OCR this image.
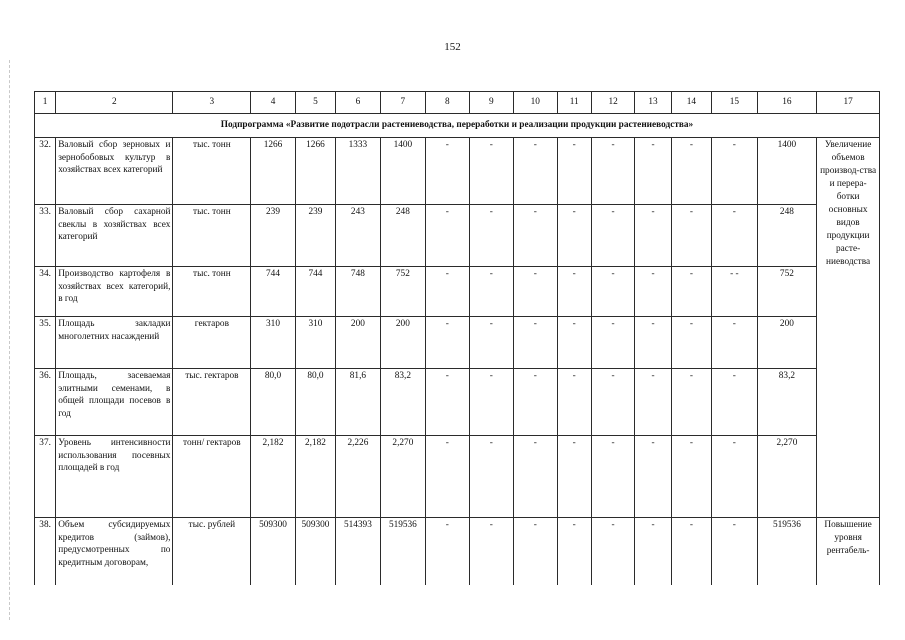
152
1	2	3	4	5	6	7	8	9	10	11	12	13	14	15	16	17
Подпрограмма «Развитие подотрасли растениеводства, переработки и реализации продукции растениеводства»																
32.	Валовый сбор зерновых и зернобобовых культур в хозяйствах всех категорий	тыс. тонн	1266	1266	1333	1400	-	-	-	-	-	-	-	-	1400	Увеличение объемов производ-ства и перера-ботки основных видов продукции расте-ниеводства
33.	Валовый сбор сахарной свеклы в хозяйствах всех категорий	тыс. тонн	239	239	243	248	-	-	-	-	-	-	-	-	248	
34.	Производство картофеля в хозяйствах всех категорий, в год	тыс. тонн	744	744	748	752	-	-	-	-	-	-	-	- -	752	
35.	Площадь закладки многолетних насаждений	гектаров	310	310	200	200	-	-	-	-	-	-	-	-	200	
36.	Площадь, засеваемая элитными семенами, в общей площади посевов в год	тыс. гектаров	80,0	80,0	81,6	83,2	-	-	-	-	-	-	-	-	83,2	
37.	Уровень интенсивности использования посевных площадей в год	тонн/ гектаров	2,182	2,182	2,226	2,270	-	-	-	-	-	-	-	-	2,270	
38.	Объем субсидируемых кредитов (займов), предусмотренных по кредитным договорам,	тыс. рублей	509300	509300	514393	519536	-	-	-	-	-	-	-	-	519536	Повышение уровня рентабель-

*-*-*

_What the task requires_. Report only the count of lines that include the string "хозяйствах".

_Answer to this problem_. 3